** START Extracted information **

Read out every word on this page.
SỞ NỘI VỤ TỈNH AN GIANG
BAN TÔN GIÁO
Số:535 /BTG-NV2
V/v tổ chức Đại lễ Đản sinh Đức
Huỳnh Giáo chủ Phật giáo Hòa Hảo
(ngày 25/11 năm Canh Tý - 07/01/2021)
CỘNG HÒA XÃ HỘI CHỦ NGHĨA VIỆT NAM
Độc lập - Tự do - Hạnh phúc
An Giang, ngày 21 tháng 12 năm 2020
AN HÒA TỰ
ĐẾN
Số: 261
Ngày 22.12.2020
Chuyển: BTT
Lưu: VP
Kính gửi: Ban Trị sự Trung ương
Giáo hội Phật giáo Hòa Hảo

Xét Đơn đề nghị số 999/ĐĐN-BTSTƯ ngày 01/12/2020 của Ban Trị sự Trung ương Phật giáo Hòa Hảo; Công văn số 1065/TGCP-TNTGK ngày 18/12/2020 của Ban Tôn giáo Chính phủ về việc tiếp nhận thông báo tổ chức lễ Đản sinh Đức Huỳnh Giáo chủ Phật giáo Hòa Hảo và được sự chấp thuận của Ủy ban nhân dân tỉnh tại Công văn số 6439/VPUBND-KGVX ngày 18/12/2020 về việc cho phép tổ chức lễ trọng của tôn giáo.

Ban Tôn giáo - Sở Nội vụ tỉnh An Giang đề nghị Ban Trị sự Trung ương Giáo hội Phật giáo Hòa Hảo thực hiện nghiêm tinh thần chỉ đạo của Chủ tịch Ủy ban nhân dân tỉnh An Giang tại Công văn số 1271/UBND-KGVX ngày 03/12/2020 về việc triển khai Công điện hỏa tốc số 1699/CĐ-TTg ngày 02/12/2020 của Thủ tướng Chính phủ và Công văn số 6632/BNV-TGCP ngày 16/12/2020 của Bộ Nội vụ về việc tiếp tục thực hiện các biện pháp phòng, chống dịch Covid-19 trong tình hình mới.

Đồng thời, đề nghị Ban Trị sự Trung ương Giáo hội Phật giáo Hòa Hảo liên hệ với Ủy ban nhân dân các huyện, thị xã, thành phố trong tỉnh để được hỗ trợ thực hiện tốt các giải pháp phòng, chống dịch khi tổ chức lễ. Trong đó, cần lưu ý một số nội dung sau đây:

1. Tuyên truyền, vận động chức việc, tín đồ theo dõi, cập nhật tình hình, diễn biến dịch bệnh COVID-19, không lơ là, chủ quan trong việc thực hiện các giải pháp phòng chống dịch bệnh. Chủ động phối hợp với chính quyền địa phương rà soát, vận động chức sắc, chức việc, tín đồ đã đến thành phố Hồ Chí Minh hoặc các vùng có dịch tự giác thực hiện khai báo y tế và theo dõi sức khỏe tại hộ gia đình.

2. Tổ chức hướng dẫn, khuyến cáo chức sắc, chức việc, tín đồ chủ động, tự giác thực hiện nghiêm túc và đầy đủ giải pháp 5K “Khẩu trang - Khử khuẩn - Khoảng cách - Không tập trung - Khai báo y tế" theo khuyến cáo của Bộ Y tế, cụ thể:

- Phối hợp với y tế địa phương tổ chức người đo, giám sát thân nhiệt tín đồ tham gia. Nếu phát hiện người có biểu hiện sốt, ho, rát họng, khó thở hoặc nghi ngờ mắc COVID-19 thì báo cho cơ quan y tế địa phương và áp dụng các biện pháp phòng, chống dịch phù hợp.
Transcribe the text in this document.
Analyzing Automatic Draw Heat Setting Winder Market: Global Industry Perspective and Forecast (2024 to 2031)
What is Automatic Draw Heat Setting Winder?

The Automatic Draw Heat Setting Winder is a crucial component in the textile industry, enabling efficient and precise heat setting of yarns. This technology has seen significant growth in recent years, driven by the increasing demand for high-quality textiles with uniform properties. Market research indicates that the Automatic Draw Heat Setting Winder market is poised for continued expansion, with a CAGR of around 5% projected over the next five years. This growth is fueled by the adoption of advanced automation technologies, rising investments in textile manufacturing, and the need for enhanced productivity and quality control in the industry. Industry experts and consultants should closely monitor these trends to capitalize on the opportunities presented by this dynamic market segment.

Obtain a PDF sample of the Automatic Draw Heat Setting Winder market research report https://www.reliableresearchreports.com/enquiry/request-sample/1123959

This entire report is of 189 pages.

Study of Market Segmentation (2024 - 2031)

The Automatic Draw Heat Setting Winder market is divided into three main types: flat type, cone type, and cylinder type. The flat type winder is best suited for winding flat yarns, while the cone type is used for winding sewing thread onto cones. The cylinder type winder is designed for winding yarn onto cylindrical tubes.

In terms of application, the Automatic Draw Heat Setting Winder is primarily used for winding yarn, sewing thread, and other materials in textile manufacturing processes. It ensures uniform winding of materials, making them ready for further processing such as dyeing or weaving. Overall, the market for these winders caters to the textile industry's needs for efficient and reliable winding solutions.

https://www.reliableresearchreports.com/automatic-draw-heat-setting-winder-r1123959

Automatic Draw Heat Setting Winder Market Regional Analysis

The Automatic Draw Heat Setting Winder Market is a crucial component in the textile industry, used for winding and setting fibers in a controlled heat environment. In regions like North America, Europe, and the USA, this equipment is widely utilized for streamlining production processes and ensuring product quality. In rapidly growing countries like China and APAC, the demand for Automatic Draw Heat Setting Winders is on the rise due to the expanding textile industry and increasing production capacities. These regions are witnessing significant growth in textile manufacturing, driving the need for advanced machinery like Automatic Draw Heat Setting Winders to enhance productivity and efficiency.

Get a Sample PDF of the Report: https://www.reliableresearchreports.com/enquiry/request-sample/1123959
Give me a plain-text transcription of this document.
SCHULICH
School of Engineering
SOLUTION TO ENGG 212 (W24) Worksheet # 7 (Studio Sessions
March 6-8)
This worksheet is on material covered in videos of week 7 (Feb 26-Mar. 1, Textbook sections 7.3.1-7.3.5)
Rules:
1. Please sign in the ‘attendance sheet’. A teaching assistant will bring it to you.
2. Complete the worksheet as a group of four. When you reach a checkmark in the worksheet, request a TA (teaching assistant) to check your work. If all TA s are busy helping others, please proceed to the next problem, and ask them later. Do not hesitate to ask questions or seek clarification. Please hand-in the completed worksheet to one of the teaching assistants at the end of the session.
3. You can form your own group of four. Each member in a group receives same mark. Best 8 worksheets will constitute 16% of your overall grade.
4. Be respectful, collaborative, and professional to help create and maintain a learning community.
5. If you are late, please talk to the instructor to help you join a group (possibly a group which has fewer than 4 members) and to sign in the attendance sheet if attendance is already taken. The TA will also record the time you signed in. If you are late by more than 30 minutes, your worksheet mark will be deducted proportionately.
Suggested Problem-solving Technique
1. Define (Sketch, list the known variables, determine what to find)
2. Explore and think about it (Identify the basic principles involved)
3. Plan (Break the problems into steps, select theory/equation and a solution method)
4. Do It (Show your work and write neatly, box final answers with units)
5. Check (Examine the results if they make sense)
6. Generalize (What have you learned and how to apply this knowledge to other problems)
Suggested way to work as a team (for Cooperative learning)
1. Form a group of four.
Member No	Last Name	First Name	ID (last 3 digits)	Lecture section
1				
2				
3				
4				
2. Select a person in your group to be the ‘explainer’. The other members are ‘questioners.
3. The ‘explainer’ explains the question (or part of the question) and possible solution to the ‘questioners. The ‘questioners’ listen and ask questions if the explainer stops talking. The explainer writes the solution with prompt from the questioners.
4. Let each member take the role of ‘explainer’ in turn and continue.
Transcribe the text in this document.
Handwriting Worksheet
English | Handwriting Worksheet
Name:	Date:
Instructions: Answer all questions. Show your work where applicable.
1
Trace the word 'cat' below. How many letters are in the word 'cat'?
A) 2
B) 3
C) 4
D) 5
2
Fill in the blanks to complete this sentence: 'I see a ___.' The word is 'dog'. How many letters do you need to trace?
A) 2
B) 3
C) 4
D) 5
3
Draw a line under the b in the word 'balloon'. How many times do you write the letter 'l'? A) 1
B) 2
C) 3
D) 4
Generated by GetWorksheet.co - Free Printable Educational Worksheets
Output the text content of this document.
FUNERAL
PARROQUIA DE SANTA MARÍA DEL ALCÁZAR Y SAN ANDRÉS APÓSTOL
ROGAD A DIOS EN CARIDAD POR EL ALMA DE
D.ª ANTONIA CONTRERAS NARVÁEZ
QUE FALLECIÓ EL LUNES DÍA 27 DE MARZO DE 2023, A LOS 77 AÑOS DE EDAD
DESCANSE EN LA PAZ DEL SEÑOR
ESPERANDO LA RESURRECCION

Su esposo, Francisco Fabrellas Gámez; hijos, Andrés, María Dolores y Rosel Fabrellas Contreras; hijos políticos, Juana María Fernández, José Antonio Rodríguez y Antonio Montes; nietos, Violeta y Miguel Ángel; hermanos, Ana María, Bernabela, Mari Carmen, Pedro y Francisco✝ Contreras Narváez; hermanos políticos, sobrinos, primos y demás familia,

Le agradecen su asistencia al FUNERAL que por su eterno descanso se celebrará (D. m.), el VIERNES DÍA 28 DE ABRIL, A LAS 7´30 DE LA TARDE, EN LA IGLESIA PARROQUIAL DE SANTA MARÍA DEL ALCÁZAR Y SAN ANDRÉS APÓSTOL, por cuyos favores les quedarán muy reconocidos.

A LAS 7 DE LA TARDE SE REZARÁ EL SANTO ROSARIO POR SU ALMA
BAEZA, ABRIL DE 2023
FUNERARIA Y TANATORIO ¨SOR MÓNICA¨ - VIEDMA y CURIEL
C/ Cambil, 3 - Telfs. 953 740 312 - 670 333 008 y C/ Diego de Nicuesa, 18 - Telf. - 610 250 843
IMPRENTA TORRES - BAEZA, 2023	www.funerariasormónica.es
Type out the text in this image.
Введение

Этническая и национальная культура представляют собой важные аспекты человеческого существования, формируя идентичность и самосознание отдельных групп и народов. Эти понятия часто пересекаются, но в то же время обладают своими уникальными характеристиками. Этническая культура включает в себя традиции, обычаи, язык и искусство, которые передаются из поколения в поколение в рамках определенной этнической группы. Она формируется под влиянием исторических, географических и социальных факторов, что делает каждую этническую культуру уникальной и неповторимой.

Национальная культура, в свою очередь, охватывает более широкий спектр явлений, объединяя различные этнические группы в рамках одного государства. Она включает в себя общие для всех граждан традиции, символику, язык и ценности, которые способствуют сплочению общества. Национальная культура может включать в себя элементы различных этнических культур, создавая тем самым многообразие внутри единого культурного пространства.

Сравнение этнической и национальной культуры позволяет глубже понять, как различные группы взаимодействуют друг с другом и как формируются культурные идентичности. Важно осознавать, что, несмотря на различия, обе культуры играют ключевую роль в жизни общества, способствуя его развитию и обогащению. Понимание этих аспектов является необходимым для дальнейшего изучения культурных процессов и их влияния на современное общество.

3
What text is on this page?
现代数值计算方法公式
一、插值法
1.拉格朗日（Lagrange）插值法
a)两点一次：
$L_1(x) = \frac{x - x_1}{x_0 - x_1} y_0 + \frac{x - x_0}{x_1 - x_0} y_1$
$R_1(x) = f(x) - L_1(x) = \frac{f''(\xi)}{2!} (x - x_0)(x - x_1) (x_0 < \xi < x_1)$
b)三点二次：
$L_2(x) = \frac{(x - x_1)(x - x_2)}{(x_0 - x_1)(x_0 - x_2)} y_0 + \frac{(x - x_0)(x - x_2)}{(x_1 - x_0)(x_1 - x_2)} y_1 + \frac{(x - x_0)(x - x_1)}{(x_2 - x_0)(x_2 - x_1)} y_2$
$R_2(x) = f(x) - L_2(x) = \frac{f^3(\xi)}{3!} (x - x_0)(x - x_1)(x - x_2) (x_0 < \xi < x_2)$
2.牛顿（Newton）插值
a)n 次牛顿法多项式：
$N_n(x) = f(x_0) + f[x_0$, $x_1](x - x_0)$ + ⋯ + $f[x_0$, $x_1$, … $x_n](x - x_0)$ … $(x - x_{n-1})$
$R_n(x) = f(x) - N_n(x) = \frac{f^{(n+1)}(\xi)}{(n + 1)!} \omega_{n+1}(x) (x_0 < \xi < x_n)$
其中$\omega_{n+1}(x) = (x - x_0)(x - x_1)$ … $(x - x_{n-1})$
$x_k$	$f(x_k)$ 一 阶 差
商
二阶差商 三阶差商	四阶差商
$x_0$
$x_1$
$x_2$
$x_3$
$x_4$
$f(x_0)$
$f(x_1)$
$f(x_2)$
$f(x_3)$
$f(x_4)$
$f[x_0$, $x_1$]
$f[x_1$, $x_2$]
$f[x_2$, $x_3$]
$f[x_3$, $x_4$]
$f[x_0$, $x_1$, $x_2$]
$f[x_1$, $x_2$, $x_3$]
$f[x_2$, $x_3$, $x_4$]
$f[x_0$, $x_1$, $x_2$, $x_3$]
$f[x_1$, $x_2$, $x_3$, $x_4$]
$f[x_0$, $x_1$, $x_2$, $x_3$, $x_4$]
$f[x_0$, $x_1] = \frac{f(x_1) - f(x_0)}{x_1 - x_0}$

** END Extracted information **

*Goal of the exercise*:
State the number of lines in this listing that contain the string "request", and add nothing else.

*The reply*:
3